Brief
Print the data that follows exactly.
═════ Source records ═════
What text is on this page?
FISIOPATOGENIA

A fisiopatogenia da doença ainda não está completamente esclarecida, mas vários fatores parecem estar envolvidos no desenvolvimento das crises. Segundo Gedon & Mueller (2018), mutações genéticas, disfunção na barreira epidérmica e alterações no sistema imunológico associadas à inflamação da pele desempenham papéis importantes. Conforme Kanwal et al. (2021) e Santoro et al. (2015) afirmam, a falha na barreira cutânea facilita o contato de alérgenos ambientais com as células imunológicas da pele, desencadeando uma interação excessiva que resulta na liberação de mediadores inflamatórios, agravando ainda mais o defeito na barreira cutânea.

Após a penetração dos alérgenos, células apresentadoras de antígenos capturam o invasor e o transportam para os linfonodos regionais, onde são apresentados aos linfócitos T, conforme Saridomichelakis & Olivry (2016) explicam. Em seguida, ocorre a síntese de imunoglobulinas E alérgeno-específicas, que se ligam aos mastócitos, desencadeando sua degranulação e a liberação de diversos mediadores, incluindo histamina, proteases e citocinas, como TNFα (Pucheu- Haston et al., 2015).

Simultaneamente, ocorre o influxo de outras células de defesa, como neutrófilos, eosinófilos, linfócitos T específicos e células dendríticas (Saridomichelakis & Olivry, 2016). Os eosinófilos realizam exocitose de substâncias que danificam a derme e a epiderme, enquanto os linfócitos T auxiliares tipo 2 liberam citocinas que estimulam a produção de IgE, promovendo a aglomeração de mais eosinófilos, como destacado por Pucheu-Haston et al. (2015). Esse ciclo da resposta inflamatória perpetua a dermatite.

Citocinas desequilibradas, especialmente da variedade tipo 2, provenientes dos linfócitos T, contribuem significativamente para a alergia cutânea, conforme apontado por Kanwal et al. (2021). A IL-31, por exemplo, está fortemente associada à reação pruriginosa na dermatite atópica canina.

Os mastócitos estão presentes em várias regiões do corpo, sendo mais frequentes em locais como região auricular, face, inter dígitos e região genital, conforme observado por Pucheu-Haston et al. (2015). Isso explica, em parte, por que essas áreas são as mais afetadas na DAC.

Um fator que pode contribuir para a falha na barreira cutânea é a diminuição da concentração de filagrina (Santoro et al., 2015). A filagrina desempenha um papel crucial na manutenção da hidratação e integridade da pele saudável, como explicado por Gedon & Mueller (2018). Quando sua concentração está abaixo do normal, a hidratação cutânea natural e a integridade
═════
Expected answer
What text is on this page?
FISIOPATOGENIA

A fisiopatogenia da doença ainda não está completamente esclarecida, mas vários fatores parecem estar envolvidos no desenvolvimento das crises. Segundo Gedon & Mueller (2018), mutações genéticas, disfunção na barreira epidérmica e alterações no sistema imunológico associadas à inflamação da pele desempenham papéis importantes. Conforme Kanwal et al. (2021) e Santoro et al. (2015) afirmam, a falha na barreira cutânea facilita o contato de alérgenos ambientais com as células imunológicas da pele, desencadeando uma interação excessiva que resulta na liberação de mediadores inflamatórios, agravando ainda mais o defeito na barreira cutânea.

Após a penetração dos alérgenos, células apresentadoras de antígenos capturam o invasor e o transportam para os linfonodos regionais, onde são apresentados aos linfócitos T, conforme Saridomichelakis & Olivry (2016) explicam. Em seguida, ocorre a síntese de imunoglobulinas E alérgeno-específicas, que se ligam aos mastócitos, desencadeando sua degranulação e a liberação de diversos mediadores, incluindo histamina, proteases e citocinas, como TNFα (Pucheu- Haston et al., 2015).

Simultaneamente, ocorre o influxo de outras células de defesa, como neutrófilos, eosinófilos, linfócitos T específicos e células dendríticas (Saridomichelakis & Olivry, 2016). Os eosinófilos realizam exocitose de substâncias que danificam a derme e a epiderme, enquanto os linfócitos T auxiliares tipo 2 liberam citocinas que estimulam a produção de IgE, promovendo a aglomeração de mais eosinófilos, como destacado por Pucheu-Haston et al. (2015). Esse ciclo da resposta inflamatória perpetua a dermatite.

Citocinas desequilibradas, especialmente da variedade tipo 2, provenientes dos linfócitos T, contribuem significativamente para a alergia cutânea, conforme apontado por Kanwal et al. (2021). A IL-31, por exemplo, está fortemente associada à reação pruriginosa na dermatite atópica canina.

Os mastócitos estão presentes em várias regiões do corpo, sendo mais frequentes em locais como região auricular, face, inter dígitos e região genital, conforme observado por Pucheu-Haston et al. (2015). Isso explica, em parte, por que essas áreas são as mais afetadas na DAC.

Um fator que pode contribuir para a falha na barreira cutânea é a diminuição da concentração de filagrina (Santoro et al., 2015). A filagrina desempenha um papel crucial na manutenção da hidratação e integridade da pele saudável, como explicado por Gedon & Mueller (2018). Quando sua concentração está abaixo do normal, a hidratação cutânea natural e a integridade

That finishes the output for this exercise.